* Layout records
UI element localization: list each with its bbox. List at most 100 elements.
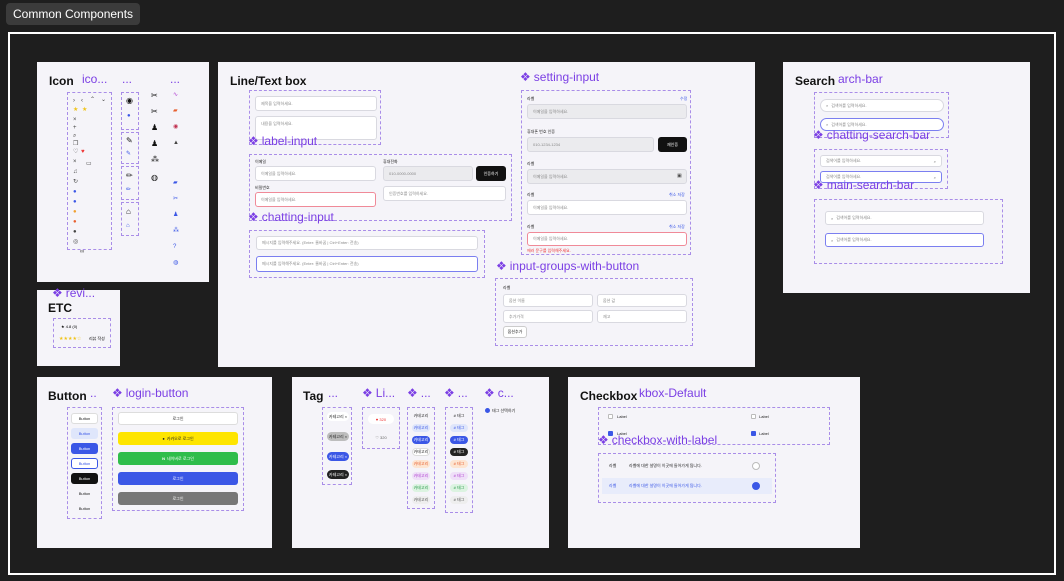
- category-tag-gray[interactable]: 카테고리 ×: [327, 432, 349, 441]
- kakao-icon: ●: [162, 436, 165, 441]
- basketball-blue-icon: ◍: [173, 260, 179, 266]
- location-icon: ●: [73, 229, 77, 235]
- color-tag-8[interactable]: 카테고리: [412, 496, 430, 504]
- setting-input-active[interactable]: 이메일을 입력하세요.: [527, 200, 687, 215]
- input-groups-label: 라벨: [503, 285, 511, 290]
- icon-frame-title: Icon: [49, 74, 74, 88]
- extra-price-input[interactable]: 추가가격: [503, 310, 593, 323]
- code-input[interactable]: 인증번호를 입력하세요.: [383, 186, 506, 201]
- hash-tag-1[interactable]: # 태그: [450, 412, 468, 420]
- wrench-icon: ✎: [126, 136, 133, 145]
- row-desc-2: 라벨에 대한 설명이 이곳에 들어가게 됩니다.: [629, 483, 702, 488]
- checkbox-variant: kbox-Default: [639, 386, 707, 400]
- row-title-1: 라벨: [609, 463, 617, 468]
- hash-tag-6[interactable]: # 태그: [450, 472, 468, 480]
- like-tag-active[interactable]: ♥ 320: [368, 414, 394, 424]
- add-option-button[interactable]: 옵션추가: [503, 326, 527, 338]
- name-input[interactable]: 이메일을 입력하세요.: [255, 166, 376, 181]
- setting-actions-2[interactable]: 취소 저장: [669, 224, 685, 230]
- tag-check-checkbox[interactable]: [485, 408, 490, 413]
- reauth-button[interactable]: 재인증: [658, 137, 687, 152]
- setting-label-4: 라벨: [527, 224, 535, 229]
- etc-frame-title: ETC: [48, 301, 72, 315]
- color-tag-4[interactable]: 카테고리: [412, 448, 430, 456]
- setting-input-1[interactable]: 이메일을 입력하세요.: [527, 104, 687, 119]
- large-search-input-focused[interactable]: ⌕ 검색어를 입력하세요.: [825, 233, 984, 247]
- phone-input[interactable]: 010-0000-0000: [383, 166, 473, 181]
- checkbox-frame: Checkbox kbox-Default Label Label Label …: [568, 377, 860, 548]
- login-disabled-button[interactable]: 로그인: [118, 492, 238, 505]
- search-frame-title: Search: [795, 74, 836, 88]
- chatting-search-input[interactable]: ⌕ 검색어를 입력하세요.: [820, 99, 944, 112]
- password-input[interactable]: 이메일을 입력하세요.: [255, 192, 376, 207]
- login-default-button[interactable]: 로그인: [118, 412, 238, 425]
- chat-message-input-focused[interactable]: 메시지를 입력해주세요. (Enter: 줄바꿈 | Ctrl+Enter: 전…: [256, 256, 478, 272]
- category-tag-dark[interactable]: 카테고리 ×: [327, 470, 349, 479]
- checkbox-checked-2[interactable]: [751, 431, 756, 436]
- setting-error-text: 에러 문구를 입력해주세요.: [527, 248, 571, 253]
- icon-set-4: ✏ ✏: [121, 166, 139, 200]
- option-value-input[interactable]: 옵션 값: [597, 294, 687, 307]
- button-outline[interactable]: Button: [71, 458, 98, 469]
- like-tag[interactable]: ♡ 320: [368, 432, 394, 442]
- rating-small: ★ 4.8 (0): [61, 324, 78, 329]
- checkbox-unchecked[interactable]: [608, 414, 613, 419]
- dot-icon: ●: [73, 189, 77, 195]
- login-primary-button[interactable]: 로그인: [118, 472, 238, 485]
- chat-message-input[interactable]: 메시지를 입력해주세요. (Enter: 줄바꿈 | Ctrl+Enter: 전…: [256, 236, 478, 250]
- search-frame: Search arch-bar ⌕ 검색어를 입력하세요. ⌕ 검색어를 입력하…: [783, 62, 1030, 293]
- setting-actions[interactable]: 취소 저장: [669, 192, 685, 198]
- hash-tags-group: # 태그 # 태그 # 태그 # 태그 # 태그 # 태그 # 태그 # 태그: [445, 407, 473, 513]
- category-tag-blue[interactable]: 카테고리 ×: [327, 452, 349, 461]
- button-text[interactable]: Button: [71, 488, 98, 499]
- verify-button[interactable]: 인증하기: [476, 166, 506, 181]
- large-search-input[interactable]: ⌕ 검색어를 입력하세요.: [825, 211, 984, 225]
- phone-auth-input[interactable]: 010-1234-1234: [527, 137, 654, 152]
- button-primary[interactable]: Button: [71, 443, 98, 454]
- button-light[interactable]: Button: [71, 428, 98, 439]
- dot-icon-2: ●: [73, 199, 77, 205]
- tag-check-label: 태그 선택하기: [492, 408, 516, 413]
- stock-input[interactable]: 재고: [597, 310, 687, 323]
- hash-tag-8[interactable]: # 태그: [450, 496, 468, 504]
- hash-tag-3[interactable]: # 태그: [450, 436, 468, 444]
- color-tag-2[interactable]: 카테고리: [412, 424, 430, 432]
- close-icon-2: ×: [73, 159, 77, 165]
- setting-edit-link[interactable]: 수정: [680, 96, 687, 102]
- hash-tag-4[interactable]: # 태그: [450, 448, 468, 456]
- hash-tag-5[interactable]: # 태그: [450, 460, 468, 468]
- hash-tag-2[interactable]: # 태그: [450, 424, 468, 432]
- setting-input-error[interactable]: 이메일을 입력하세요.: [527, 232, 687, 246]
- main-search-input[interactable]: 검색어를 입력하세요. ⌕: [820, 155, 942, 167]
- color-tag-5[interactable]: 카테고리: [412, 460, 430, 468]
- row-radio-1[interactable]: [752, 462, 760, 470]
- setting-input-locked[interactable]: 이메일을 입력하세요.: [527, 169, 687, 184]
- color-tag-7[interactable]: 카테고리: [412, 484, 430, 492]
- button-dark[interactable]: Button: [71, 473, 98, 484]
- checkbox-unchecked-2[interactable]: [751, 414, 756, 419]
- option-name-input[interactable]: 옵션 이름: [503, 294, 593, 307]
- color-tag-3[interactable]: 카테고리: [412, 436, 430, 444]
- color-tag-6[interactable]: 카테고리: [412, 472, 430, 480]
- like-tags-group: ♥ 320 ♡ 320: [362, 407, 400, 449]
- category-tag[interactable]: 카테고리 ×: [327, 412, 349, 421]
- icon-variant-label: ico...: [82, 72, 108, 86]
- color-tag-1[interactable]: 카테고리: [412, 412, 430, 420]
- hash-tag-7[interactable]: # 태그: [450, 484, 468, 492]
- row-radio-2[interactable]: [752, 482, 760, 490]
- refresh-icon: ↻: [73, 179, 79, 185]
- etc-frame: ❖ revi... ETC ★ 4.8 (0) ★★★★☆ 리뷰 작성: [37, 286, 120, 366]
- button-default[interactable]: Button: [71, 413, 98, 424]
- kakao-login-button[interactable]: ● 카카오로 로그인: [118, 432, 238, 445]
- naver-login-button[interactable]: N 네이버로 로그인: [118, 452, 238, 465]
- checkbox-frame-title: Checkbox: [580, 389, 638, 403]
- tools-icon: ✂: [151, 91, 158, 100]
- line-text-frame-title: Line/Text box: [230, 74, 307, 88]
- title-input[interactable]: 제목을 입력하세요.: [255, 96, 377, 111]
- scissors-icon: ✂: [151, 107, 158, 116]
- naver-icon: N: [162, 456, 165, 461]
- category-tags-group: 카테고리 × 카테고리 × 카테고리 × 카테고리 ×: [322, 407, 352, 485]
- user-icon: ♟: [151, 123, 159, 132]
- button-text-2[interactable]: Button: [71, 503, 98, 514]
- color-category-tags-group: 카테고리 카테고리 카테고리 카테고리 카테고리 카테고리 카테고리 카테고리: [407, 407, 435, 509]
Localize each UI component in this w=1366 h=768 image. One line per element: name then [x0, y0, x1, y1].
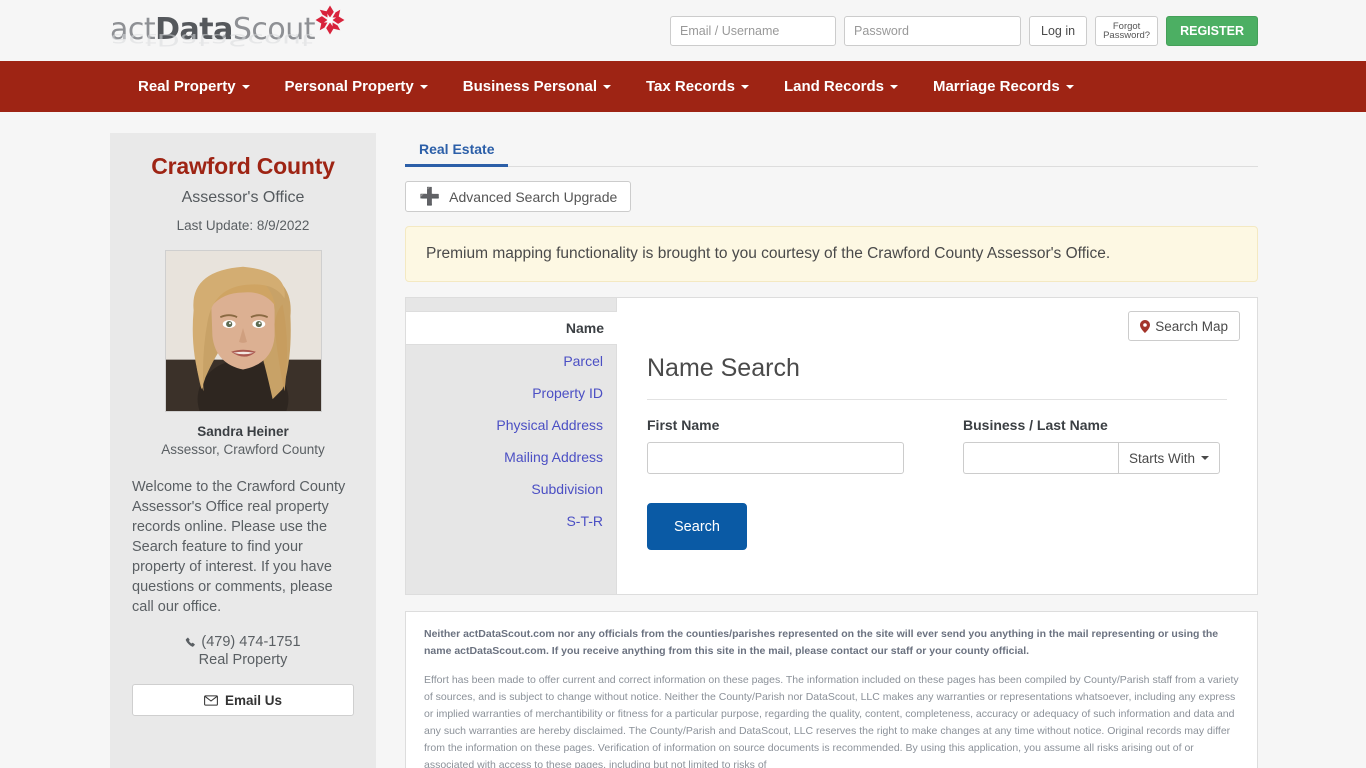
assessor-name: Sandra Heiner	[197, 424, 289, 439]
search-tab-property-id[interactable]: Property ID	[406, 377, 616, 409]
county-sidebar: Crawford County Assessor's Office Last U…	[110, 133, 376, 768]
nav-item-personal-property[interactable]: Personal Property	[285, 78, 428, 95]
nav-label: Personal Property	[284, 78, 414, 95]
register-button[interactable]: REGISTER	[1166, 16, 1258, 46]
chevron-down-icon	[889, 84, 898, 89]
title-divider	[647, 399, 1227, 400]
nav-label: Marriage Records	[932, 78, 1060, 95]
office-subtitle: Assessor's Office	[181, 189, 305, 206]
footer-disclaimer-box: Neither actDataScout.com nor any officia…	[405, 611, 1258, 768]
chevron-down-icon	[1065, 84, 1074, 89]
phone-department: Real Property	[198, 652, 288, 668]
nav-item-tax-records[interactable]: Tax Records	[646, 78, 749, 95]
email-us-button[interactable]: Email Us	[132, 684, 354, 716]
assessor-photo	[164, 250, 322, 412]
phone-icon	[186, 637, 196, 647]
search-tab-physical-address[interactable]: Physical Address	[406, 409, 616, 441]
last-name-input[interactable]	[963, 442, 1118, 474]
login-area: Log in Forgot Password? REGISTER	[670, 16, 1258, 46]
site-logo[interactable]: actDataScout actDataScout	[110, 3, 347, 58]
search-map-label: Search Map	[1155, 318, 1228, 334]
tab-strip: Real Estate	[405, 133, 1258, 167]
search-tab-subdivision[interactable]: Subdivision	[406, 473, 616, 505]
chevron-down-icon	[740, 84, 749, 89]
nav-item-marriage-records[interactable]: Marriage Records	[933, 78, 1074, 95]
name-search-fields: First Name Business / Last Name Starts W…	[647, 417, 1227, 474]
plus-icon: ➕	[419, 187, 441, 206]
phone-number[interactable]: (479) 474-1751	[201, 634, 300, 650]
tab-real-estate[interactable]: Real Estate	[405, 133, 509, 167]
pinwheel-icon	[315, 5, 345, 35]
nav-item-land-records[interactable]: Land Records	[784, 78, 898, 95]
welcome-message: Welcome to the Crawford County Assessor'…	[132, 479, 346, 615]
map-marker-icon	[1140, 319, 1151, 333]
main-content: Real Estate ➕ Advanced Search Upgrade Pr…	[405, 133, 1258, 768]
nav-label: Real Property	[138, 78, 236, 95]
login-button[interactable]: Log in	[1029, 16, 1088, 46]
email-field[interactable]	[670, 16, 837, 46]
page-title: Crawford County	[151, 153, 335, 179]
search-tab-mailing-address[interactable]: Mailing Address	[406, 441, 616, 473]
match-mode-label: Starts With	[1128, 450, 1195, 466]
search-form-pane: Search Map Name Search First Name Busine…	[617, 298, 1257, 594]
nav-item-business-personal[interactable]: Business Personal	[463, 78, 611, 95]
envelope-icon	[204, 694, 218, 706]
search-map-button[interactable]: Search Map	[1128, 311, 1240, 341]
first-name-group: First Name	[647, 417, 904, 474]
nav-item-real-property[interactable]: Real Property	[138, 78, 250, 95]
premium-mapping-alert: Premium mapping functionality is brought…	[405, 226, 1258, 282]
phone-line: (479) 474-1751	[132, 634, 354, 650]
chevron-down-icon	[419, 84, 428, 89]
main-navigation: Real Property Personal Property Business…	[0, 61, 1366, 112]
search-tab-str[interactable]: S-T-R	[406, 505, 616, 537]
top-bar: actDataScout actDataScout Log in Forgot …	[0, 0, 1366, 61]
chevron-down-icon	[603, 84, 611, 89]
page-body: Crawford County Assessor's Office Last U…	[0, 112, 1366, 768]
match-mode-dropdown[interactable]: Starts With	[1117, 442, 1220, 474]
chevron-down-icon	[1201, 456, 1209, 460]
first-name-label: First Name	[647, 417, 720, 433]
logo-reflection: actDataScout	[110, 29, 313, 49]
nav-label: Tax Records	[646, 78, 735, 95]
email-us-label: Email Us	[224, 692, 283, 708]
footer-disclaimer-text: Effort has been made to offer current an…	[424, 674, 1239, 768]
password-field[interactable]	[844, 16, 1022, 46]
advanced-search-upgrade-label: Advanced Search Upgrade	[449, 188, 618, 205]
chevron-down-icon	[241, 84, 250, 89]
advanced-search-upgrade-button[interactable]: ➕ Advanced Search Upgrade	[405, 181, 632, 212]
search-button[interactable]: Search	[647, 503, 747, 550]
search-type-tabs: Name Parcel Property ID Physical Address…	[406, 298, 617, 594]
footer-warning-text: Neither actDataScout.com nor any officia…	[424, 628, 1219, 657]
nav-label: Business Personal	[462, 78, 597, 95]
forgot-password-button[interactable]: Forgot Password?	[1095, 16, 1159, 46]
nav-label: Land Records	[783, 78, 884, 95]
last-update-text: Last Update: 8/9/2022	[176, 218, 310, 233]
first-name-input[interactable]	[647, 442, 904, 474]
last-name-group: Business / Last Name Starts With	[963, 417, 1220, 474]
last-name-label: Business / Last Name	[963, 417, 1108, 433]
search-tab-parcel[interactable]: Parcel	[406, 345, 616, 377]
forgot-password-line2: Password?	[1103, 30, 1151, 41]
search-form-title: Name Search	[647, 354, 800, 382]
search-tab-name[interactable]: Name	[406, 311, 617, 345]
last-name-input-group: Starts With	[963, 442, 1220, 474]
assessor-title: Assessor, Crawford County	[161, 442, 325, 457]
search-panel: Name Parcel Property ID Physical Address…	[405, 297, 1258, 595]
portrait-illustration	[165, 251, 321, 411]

* Problem requirements
Duplicate the rows above word for word, from the line containing "- category-tag-gray[interactable]: 카테고리" through the line containing "- setting-input-1[interactable]: 이메일을", with both ends included.

* Answer to this exercise
- category-tag-gray[interactable]: 카테고리 ×: [327, 432, 349, 441]
- kakao-icon: ●: [162, 436, 165, 441]
- basketball-blue-icon: ◍: [173, 260, 179, 266]
- location-icon: ●: [73, 229, 77, 235]
- color-tag-8[interactable]: 카테고리: [412, 496, 430, 504]
- setting-input-active[interactable]: 이메일을 입력하세요.: [527, 200, 687, 215]
- input-groups-label: 라벨: [503, 285, 511, 290]
- icon-frame-title: Icon: [49, 74, 74, 88]
- extra-price-input[interactable]: 추가가격: [503, 310, 593, 323]
- code-input[interactable]: 인증번호를 입력하세요.: [383, 186, 506, 201]
- hash-tag-1[interactable]: # 태그: [450, 412, 468, 420]
- wrench-icon: ✎: [126, 136, 133, 145]
- row-desc-2: 라벨에 대한 설명이 이곳에 들어가게 됩니다.: [629, 483, 702, 488]
- checkbox-variant: kbox-Default: [639, 386, 707, 400]
- row-title-1: 라벨: [609, 463, 617, 468]
- hash-tag-6[interactable]: # 태그: [450, 472, 468, 480]
- like-tag-active[interactable]: ♥ 320: [368, 414, 394, 424]
- add-option-button[interactable]: 옵션추가: [503, 326, 527, 338]
- name-input[interactable]: 이메일을 입력하세요.: [255, 166, 376, 181]
- setting-actions-2[interactable]: 취소 저장: [669, 224, 685, 230]
- tag-check-checkbox[interactable]: [485, 408, 490, 413]
- reauth-button[interactable]: 재인증: [658, 137, 687, 152]
- setting-label-4: 라벨: [527, 224, 535, 229]
- etc-frame-title: ETC: [48, 301, 72, 315]
- color-tag-4[interactable]: 카테고리: [412, 448, 430, 456]
- setting-input-1[interactable]: 이메일을 입력하세요.: [527, 104, 687, 119]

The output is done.